To be done
Look through the listing below and give the number of lines that hold "SNeIa". Say nothing more.

[Some records]
((

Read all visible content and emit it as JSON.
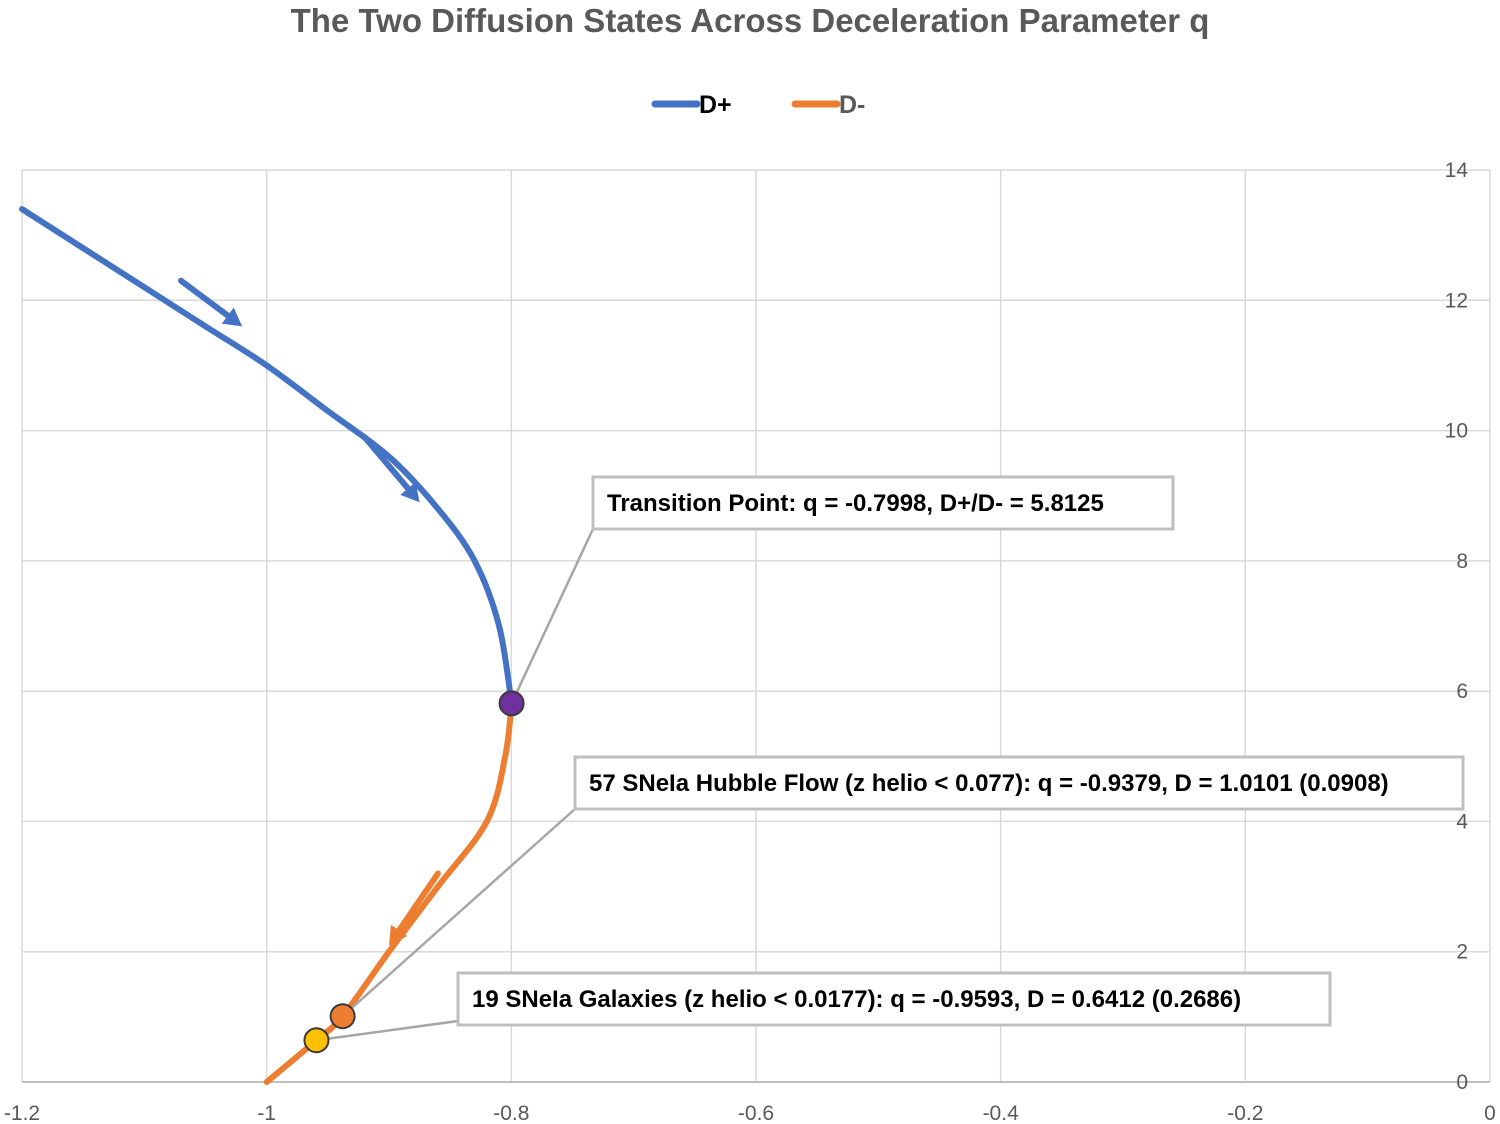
{
  "chart_data": {
    "type": "line",
    "title": "The Two Diffusion States Across Deceleration Parameter q",
    "xlabel": "",
    "ylabel": "",
    "xlim": [
      -1.2,
      0
    ],
    "ylim": [
      0,
      14
    ],
    "x_ticks": [
      "-1.2",
      "-1",
      "-0.8",
      "-0.6",
      "-0.4",
      "-0.2",
      "0"
    ],
    "y_ticks": [
      "0",
      "2",
      "4",
      "6",
      "8",
      "10",
      "12",
      "14"
    ],
    "y_axis_position": "right",
    "grid": true,
    "legend_position": "top-center",
    "series": [
      {
        "name": "D+",
        "color": "#4472c4",
        "points": [
          {
            "x": -1.2,
            "y": 13.4
          },
          {
            "x": -1.15,
            "y": 12.8
          },
          {
            "x": -1.1,
            "y": 12.2
          },
          {
            "x": -1.05,
            "y": 11.6
          },
          {
            "x": -1.0,
            "y": 11.0
          },
          {
            "x": -0.95,
            "y": 10.3
          },
          {
            "x": -0.9,
            "y": 9.6
          },
          {
            "x": -0.86,
            "y": 8.8
          },
          {
            "x": -0.83,
            "y": 8.0
          },
          {
            "x": -0.81,
            "y": 7.0
          },
          {
            "x": -0.7998,
            "y": 5.8125
          }
        ]
      },
      {
        "name": "D-",
        "color": "#ed7d31",
        "points": [
          {
            "x": -0.7998,
            "y": 5.8125
          },
          {
            "x": -0.805,
            "y": 5.0
          },
          {
            "x": -0.82,
            "y": 4.0
          },
          {
            "x": -0.86,
            "y": 3.0
          },
          {
            "x": -0.9,
            "y": 2.0
          },
          {
            "x": -0.9379,
            "y": 1.0101
          },
          {
            "x": -0.9593,
            "y": 0.6412
          },
          {
            "x": -1.0,
            "y": 0.0
          }
        ]
      }
    ],
    "markers": [
      {
        "x": -0.7998,
        "y": 5.8125,
        "color": "#7030a0"
      },
      {
        "x": -0.9379,
        "y": 1.0101,
        "color": "#ed7d31"
      },
      {
        "x": -0.9593,
        "y": 0.6412,
        "color": "#ffc000"
      }
    ],
    "annotations": [
      {
        "text": "Transition Point: q = -0.7998, D+/D- = 5.8125",
        "point_x": -0.7998,
        "point_y": 5.8125
      },
      {
        "text": "57 SNeIa Hubble Flow  (z helio < 0.077): q = -0.9379, D = 1.0101 (0.0908)",
        "point_x": -0.9379,
        "point_y": 1.0101
      },
      {
        "text": "19 SNeIa Galaxies (z helio < 0.0177): q = -0.9593, D = 0.6412 (0.2686)",
        "point_x": -0.9593,
        "point_y": 0.6412
      }
    ],
    "direction_arrows": [
      {
        "series": "D+",
        "x": -1.07,
        "y": 12.3,
        "dx": 0.05,
        "dy": -0.7
      },
      {
        "series": "D+",
        "x": -0.92,
        "y": 9.9,
        "dx": 0.045,
        "dy": -1.0
      },
      {
        "series": "D-",
        "x": -0.86,
        "y": 3.2,
        "dx": -0.04,
        "dy": -1.1
      }
    ]
  }
}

))

The reply
2